Entries from a dataset:
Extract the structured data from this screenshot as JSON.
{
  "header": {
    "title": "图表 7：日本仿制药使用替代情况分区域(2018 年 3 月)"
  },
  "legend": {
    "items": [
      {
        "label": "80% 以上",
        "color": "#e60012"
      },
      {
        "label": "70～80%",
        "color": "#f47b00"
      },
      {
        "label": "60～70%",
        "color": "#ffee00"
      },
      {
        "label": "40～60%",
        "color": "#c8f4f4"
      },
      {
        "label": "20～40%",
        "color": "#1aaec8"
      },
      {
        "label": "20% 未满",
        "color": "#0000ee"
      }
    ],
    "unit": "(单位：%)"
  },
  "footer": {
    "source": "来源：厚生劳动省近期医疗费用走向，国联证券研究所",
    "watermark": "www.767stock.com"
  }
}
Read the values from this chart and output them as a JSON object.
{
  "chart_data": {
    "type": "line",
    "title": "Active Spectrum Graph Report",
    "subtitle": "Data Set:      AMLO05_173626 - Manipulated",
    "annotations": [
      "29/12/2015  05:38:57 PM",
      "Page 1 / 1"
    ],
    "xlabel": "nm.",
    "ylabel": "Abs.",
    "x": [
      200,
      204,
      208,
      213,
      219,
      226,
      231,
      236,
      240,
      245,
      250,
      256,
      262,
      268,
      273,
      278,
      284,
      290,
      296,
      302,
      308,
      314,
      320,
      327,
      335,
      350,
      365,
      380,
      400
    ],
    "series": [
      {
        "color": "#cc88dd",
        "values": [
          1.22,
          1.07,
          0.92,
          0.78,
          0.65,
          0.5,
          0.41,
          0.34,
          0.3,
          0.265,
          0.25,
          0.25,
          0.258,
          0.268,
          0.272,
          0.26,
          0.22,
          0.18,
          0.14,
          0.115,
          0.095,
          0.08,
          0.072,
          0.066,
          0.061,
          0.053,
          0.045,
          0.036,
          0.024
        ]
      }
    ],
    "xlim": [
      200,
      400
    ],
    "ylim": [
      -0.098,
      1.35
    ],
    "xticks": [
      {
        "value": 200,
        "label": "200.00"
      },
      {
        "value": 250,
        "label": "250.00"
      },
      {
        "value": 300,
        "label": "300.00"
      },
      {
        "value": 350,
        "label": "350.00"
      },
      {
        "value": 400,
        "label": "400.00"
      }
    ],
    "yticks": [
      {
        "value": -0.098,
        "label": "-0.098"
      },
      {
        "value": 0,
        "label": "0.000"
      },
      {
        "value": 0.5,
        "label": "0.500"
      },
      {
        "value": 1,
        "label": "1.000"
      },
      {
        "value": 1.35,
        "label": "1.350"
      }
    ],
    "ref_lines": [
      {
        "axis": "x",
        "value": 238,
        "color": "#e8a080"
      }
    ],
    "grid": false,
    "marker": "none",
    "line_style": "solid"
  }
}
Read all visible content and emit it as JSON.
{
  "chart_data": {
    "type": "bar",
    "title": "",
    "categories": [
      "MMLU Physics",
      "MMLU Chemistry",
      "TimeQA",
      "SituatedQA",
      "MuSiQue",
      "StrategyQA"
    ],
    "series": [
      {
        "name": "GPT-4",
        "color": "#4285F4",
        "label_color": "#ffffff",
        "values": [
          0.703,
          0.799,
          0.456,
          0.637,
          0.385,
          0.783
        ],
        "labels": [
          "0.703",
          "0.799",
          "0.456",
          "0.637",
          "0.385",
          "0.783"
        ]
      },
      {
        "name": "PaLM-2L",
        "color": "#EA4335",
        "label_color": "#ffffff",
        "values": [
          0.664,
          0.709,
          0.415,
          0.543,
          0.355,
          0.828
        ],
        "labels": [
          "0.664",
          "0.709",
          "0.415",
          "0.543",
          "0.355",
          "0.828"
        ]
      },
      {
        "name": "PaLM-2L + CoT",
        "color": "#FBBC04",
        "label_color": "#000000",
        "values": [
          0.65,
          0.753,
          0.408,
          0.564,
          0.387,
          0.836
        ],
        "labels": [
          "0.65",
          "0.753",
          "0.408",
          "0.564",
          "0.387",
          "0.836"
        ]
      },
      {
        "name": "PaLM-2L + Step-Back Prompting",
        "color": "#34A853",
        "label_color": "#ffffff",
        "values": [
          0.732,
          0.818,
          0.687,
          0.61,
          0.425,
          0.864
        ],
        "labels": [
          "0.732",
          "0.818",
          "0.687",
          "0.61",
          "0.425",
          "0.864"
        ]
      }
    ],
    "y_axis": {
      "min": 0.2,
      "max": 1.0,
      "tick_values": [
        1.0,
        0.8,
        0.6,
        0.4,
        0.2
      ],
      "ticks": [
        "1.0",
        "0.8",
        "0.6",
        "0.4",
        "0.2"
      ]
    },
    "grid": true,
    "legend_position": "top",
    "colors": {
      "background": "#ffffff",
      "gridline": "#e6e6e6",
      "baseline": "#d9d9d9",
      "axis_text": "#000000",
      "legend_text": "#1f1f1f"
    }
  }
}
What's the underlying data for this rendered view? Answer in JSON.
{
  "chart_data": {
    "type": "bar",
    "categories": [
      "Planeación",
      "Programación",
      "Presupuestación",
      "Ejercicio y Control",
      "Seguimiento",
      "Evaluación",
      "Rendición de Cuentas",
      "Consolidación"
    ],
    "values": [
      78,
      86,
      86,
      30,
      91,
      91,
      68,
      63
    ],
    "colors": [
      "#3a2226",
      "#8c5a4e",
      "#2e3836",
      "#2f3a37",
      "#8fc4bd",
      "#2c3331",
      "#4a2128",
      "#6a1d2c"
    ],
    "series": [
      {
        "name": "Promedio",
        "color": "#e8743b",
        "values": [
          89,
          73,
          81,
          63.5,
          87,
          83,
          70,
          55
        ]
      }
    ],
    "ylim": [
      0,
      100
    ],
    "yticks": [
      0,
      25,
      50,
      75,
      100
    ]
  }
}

WHAT THE TASK REQUIRES:
Produce an exact copy of the whole listing.

WRITTEN SOLUTION:
Extract the structured data from this screenshot as JSON.
{
  "header": {
    "title": "图表 7：日本仿制药使用替代情况分区域(2018 年 3 月)"
  },
  "legend": {
    "items": [
      {
        "label": "80% 以上",
        "color": "#e60012"
      },
      {
        "label": "70～80%",
        "color": "#f47b00"
      },
      {
        "label": "60～70%",
        "color": "#ffee00"
      },
      {
        "label": "40～60%",
        "color": "#c8f4f4"
      },
      {
        "label": "20～40%",
        "color": "#1aaec8"
      },
      {
        "label": "20% 未满",
        "color": "#0000ee"
      }
    ],
    "unit": "(单位：%)"
  },
  "footer": {
    "source": "来源：厚生劳动省近期医疗费用走向，国联证券研究所",
    "watermark": "www.767stock.com"
  }
}
Read the values from this chart and output them as a JSON object.
{
  "chart_data": {
    "type": "line",
    "title": "Active Spectrum Graph Report",
    "subtitle": "Data Set:      AMLO05_173626 - Manipulated",
    "annotations": [
      "29/12/2015  05:38:57 PM",
      "Page 1 / 1"
    ],
    "xlabel": "nm.",
    "ylabel": "Abs.",
    "x": [
      200,
      204,
      208,
      213,
      219,
      226,
      231,
      236,
      240,
      245,
      250,
      256,
      262,
      268,
      273,
      278,
      284,
      290,
      296,
      302,
      308,
      314,
      320,
      327,
      335,
      350,
      365,
      380,
      400
    ],
    "series": [
      {
        "color": "#cc88dd",
        "values": [
          1.22,
          1.07,
          0.92,
          0.78,
          0.65,
          0.5,
          0.41,
          0.34,
          0.3,
          0.265,
          0.25,
          0.25,
          0.258,
          0.268,
          0.272,
          0.26,
          0.22,
          0.18,
          0.14,
          0.115,
          0.095,
          0.08,
          0.072,
          0.066,
          0.061,
          0.053,
          0.045,
          0.036,
          0.024
        ]
      }
    ],
    "xlim": [
      200,
      400
    ],
    "ylim": [
      -0.098,
      1.35
    ],
    "xticks": [
      {
        "value": 200,
        "label": "200.00"
      },
      {
        "value": 250,
        "label": "250.00"
      },
      {
        "value": 300,
        "label": "300.00"
      },
      {
        "value": 350,
        "label": "350.00"
      },
      {
        "value": 400,
        "label": "400.00"
      }
    ],
    "yticks": [
      {
        "value": -0.098,
        "label": "-0.098"
      },
      {
        "value": 0,
        "label": "0.000"
      },
      {
        "value": 0.5,
        "label": "0.500"
      },
      {
        "value": 1,
        "label": "1.000"
      },
      {
        "value": 1.35,
        "label": "1.350"
      }
    ],
    "ref_lines": [
      {
        "axis": "x",
        "value": 238,
        "color": "#e8a080"
      }
    ],
    "grid": false,
    "marker": "none",
    "line_style": "solid"
  }
}
Read all visible content and emit it as JSON.
{
  "chart_data": {
    "type": "bar",
    "title": "",
    "categories": [
      "MMLU Physics",
      "MMLU Chemistry",
      "TimeQA",
      "SituatedQA",
      "MuSiQue",
      "StrategyQA"
    ],
    "series": [
      {
        "name": "GPT-4",
        "color": "#4285F4",
        "label_color": "#ffffff",
        "values": [
          0.703,
          0.799,
          0.456,
          0.637,
          0.385,
          0.783
        ],
        "labels": [
          "0.703",
          "0.799",
          "0.456",
          "0.637",
          "0.385",
          "0.783"
        ]
      },
      {
        "name": "PaLM-2L",
        "color": "#EA4335",
        "label_color": "#ffffff",
        "values": [
          0.664,
          0.709,
          0.415,
          0.543,
          0.355,
          0.828
        ],
        "labels": [
          "0.664",
          "0.709",
          "0.415",
          "0.543",
          "0.355",
          "0.828"
        ]
      },
      {
        "name": "PaLM-2L + CoT",
        "color": "#FBBC04",
        "label_color": "#000000",
        "values": [
          0.65,
          0.753,
          0.408,
          0.564,
          0.387,
          0.836
        ],
        "labels": [
          "0.65",
          "0.753",
          "0.408",
          "0.564",
          "0.387",
          "0.836"
        ]
      },
      {
        "name": "PaLM-2L + Step-Back Prompting",
        "color": "#34A853",
        "label_color": "#ffffff",
        "values": [
          0.732,
          0.818,
          0.687,
          0.61,
          0.425,
          0.864
        ],
        "labels": [
          "0.732",
          "0.818",
          "0.687",
          "0.61",
          "0.425",
          "0.864"
        ]
      }
    ],
    "y_axis": {
      "min": 0.2,
      "max": 1.0,
      "tick_values": [
        1.0,
        0.8,
        0.6,
        0.4,
        0.2
      ],
      "ticks": [
        "1.0",
        "0.8",
        "0.6",
        "0.4",
        "0.2"
      ]
    },
    "grid": true,
    "legend_position": "top",
    "colors": {
      "background": "#ffffff",
      "gridline": "#e6e6e6",
      "baseline": "#d9d9d9",
      "axis_text": "#000000",
      "legend_text": "#1f1f1f"
    }
  }
}
What's the underlying data for this rendered view? Answer in JSON.
{
  "chart_data": {
    "type": "bar",
    "categories": [
      "Planeación",
      "Programación",
      "Presupuestación",
      "Ejercicio y Control",
      "Seguimiento",
      "Evaluación",
      "Rendición de Cuentas",
      "Consolidación"
    ],
    "values": [
      78,
      86,
      86,
      30,
      91,
      91,
      68,
      63
    ],
    "colors": [
      "#3a2226",
      "#8c5a4e",
      "#2e3836",
      "#2f3a37",
      "#8fc4bd",
      "#2c3331",
      "#4a2128",
      "#6a1d2c"
    ],
    "series": [
      {
        "name": "Promedio",
        "color": "#e8743b",
        "values": [
          89,
          73,
          81,
          63.5,
          87,
          83,
          70,
          55
        ]
      }
    ],
    "ylim": [
      0,
      100
    ],
    "yticks": [
      0,
      25,
      50,
      75,
      100
    ]
  }
}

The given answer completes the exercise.